**WHAT IS REQUIRED**
From the entries below, pull out each line where "right" appears.

**RECORDS FOR THE TASK**
>>>>
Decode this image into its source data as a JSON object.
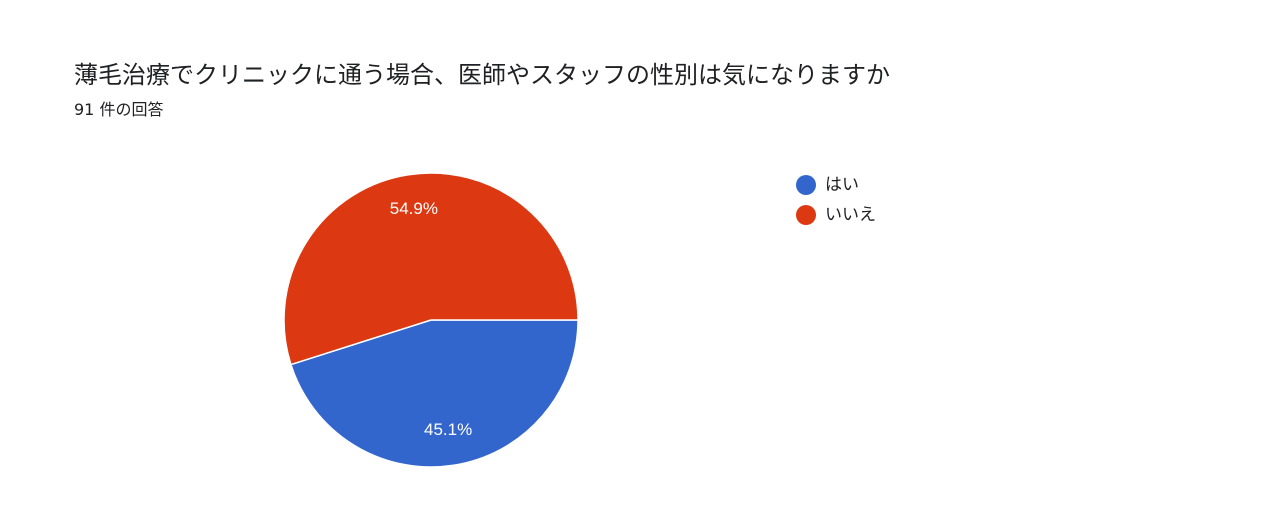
{
  "header": {
    "title": "薄毛治療でクリニックに通う場合、医師やスタッフの性別は気になりますか",
    "response_count": "91 件の回答"
  },
  "chart_data": {
    "type": "pie",
    "title": "薄毛治療でクリニックに通う場合、医師やスタッフの性別は気になりますか",
    "subtitle": "91 件の回答",
    "legend_position": "right",
    "slices": [
      {
        "label": "はい",
        "value": 45.1,
        "display": "45.1%",
        "color": "#3366cc"
      },
      {
        "label": "いいえ",
        "value": 54.9,
        "display": "54.9%",
        "color": "#dc3912"
      }
    ]
  }
}
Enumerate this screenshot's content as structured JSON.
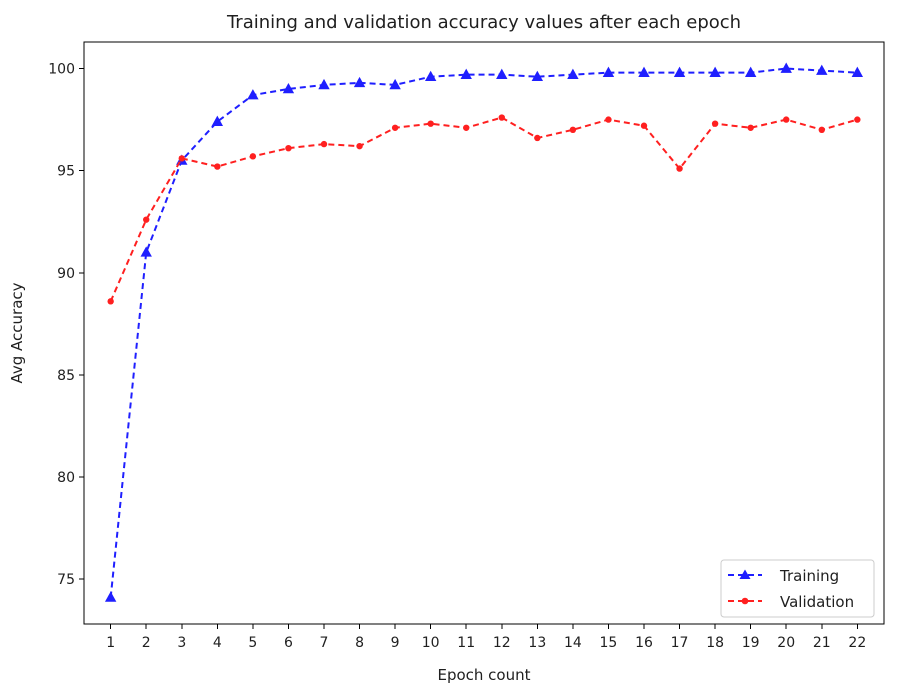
{
  "chart_data": {
    "type": "line",
    "title": "Training and validation accuracy values after each epoch",
    "xlabel": "Epoch count",
    "ylabel": "Avg Accuracy",
    "x": [
      1,
      2,
      3,
      4,
      5,
      6,
      7,
      8,
      9,
      10,
      11,
      12,
      13,
      14,
      15,
      16,
      17,
      18,
      19,
      20,
      21,
      22
    ],
    "x_ticks": [
      "1",
      "2",
      "3",
      "4",
      "5",
      "6",
      "7",
      "8",
      "9",
      "10",
      "11",
      "12",
      "13",
      "14",
      "15",
      "16",
      "17",
      "18",
      "19",
      "20",
      "21",
      "22"
    ],
    "y_ticks": [
      "75",
      "80",
      "85",
      "90",
      "95",
      "100"
    ],
    "xlim": [
      0.25,
      22.75
    ],
    "ylim": [
      72.8,
      101.3
    ],
    "grid": false,
    "legend": "lower-right",
    "series": [
      {
        "name": "Training",
        "color": "#1f1fff",
        "marker": "triangle",
        "line_style": "dashed",
        "values": [
          74.1,
          91.0,
          95.5,
          97.4,
          98.7,
          99.0,
          99.2,
          99.3,
          99.2,
          99.6,
          99.7,
          99.7,
          99.6,
          99.7,
          99.8,
          99.8,
          99.8,
          99.8,
          99.8,
          100.0,
          99.9,
          99.8
        ]
      },
      {
        "name": "Validation",
        "color": "#ff2020",
        "marker": "circle",
        "line_style": "dashed",
        "values": [
          88.6,
          92.6,
          95.6,
          95.2,
          95.7,
          96.1,
          96.3,
          96.2,
          97.1,
          97.3,
          97.1,
          97.6,
          96.6,
          97.0,
          97.5,
          97.2,
          95.1,
          97.3,
          97.1,
          97.5,
          97.0,
          97.5
        ]
      }
    ]
  }
}
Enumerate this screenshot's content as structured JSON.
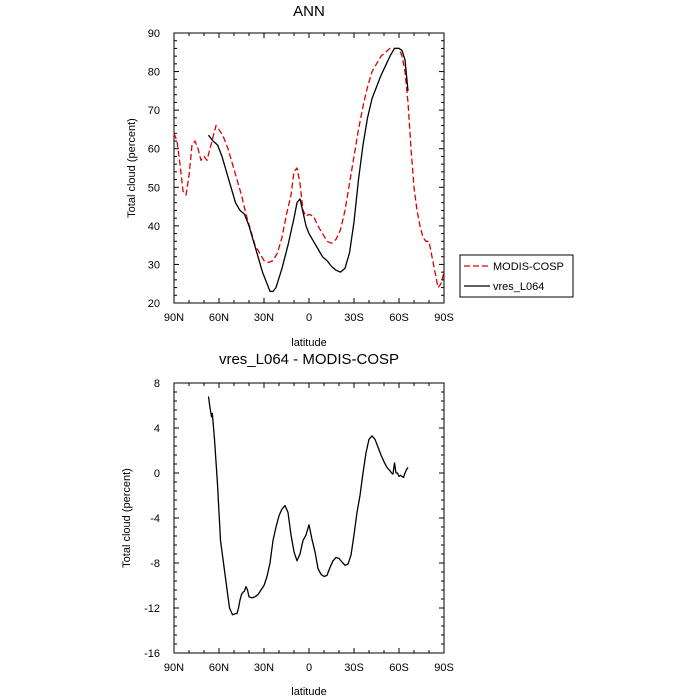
{
  "chart_data": [
    {
      "type": "line",
      "title": "ANN",
      "xlabel": "latitude",
      "ylabel": "Total cloud (percent)",
      "xlim": [
        90,
        -90
      ],
      "ylim": [
        20,
        90
      ],
      "x_ticks": [
        90,
        60,
        30,
        0,
        -30,
        -60,
        -90
      ],
      "x_tick_labels": [
        "90N",
        "60N",
        "30N",
        "0",
        "30S",
        "60S",
        "90S"
      ],
      "y_ticks": [
        20,
        30,
        40,
        50,
        60,
        70,
        80,
        90
      ],
      "y_tick_labels": [
        "20",
        "30",
        "40",
        "50",
        "60",
        "70",
        "80",
        "90"
      ],
      "legend": [
        {
          "name": "MODIS-COSP",
          "color": "#dd0000",
          "style": "dashed"
        },
        {
          "name": "vres_L064",
          "color": "#000000",
          "style": "solid"
        }
      ],
      "series": [
        {
          "name": "MODIS-COSP",
          "color": "#dd0000",
          "style": "dashed",
          "x": [
            90,
            88,
            86,
            84,
            82,
            80,
            78,
            76,
            74,
            72,
            70,
            68,
            66,
            64,
            62,
            60,
            57,
            54,
            51,
            48,
            45,
            42,
            39,
            36,
            33,
            30,
            27,
            24,
            21,
            18,
            15,
            12,
            10,
            8,
            6,
            4,
            2,
            0,
            -3,
            -6,
            -9,
            -12,
            -15,
            -18,
            -21,
            -24,
            -27,
            -30,
            -33,
            -36,
            -39,
            -42,
            -45,
            -48,
            -51,
            -54,
            -57,
            -60,
            -62,
            -64,
            -66,
            -68,
            -70,
            -72,
            -74,
            -76,
            -78,
            -80,
            -82,
            -84,
            -86,
            -88,
            -90
          ],
          "y": [
            64,
            62,
            56,
            49,
            48,
            53,
            61,
            62,
            60,
            57,
            58,
            57,
            60,
            63,
            66,
            65,
            63,
            60,
            56,
            52,
            48,
            43,
            39,
            35,
            33,
            31,
            30.5,
            31,
            33,
            37,
            43,
            48,
            54,
            55,
            51,
            44,
            42.5,
            43,
            42.5,
            40,
            38,
            36,
            35.5,
            36.5,
            39,
            44,
            51,
            58,
            65,
            71,
            76,
            80,
            82,
            84,
            85,
            86,
            86,
            86,
            84,
            80,
            72,
            60,
            50,
            44,
            40,
            37,
            36,
            36,
            32,
            28,
            24,
            25,
            28
          ]
        },
        {
          "name": "vres_L064",
          "color": "#000000",
          "style": "solid",
          "x": [
            67,
            64,
            61,
            58,
            55,
            52,
            49,
            46,
            43,
            40,
            37,
            34,
            31,
            28,
            26,
            24,
            22,
            20,
            18,
            16,
            14,
            12,
            10,
            8,
            6,
            4,
            2,
            0,
            -3,
            -6,
            -9,
            -12,
            -15,
            -18,
            -21,
            -24,
            -27,
            -30,
            -33,
            -36,
            -39,
            -42,
            -45,
            -48,
            -51,
            -54,
            -57,
            -60,
            -62,
            -64,
            -66
          ],
          "y": [
            63.5,
            62,
            61,
            58,
            54,
            50,
            46,
            44,
            43,
            40,
            36,
            32,
            28,
            25,
            23,
            23,
            24,
            26.5,
            29,
            32,
            35,
            38.5,
            42,
            46,
            47,
            43.5,
            40,
            38,
            36,
            34,
            32,
            31,
            29.5,
            28.5,
            28,
            29,
            33,
            41,
            52,
            61,
            68,
            73,
            76,
            79,
            81.5,
            84,
            86,
            86,
            85.5,
            83,
            75
          ]
        }
      ]
    },
    {
      "type": "line",
      "title": "vres_L064 - MODIS-COSP",
      "xlabel": "latitude",
      "ylabel": "Total cloud (percent)",
      "xlim": [
        90,
        -90
      ],
      "ylim": [
        -16,
        8
      ],
      "x_ticks": [
        90,
        60,
        30,
        0,
        -30,
        -60,
        -90
      ],
      "x_tick_labels": [
        "90N",
        "60N",
        "30N",
        "0",
        "30S",
        "60S",
        "90S"
      ],
      "y_ticks": [
        -16,
        -12,
        -8,
        -4,
        0,
        4,
        8
      ],
      "y_tick_labels": [
        "-16",
        "-12",
        "-8",
        "-4",
        "0",
        "4",
        "8"
      ],
      "series": [
        {
          "name": "vres_L064 - MODIS-COSP",
          "color": "#000000",
          "style": "solid",
          "x": [
            67,
            66,
            65,
            64.5,
            64,
            63,
            62,
            61,
            60,
            59,
            58,
            57,
            55,
            53,
            51,
            49,
            48,
            47,
            46,
            45,
            44,
            43,
            42,
            41,
            40,
            38,
            36,
            34,
            32,
            30,
            28,
            26,
            24,
            22,
            20,
            18,
            16,
            14,
            12,
            10,
            8,
            6,
            4,
            2,
            0,
            -2,
            -4,
            -6,
            -8,
            -10,
            -12,
            -14,
            -16,
            -18,
            -20,
            -22,
            -24,
            -26,
            -28,
            -30,
            -32,
            -34,
            -36,
            -38,
            -40,
            -42,
            -44,
            -46,
            -48,
            -50,
            -52,
            -54,
            -55,
            -56,
            -57,
            -58,
            -59,
            -60,
            -61,
            -62,
            -63,
            -64,
            -65,
            -66
          ],
          "y": [
            6.8,
            5.8,
            5,
            5.3,
            4.6,
            3,
            1,
            -1,
            -3.5,
            -6,
            -7,
            -8,
            -10,
            -12,
            -12.6,
            -12.5,
            -12.5,
            -12,
            -11.3,
            -10.8,
            -10.6,
            -10.5,
            -10.1,
            -10.4,
            -11,
            -11.1,
            -11,
            -10.8,
            -10.4,
            -10,
            -9.2,
            -8,
            -6,
            -4.8,
            -3.8,
            -3.2,
            -2.9,
            -3.5,
            -5.5,
            -7,
            -7.8,
            -7.2,
            -6,
            -5.5,
            -4.6,
            -5.9,
            -7,
            -8.5,
            -9,
            -9.2,
            -9.1,
            -8.4,
            -7.8,
            -7.5,
            -7.6,
            -7.9,
            -8.2,
            -8.1,
            -7.3,
            -5.5,
            -3.5,
            -2,
            0,
            1.8,
            3,
            3.3,
            3,
            2.3,
            1.6,
            1,
            0.5,
            0.2,
            0,
            -0.1,
            0.9,
            0,
            0,
            -0.3,
            -0.2,
            -0.3,
            -0.4,
            0,
            0.3,
            0.5
          ]
        }
      ]
    }
  ]
}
<<<<
**ANSWER IN FULL**
    "legend_position": "right",
    "legend": "lower-right",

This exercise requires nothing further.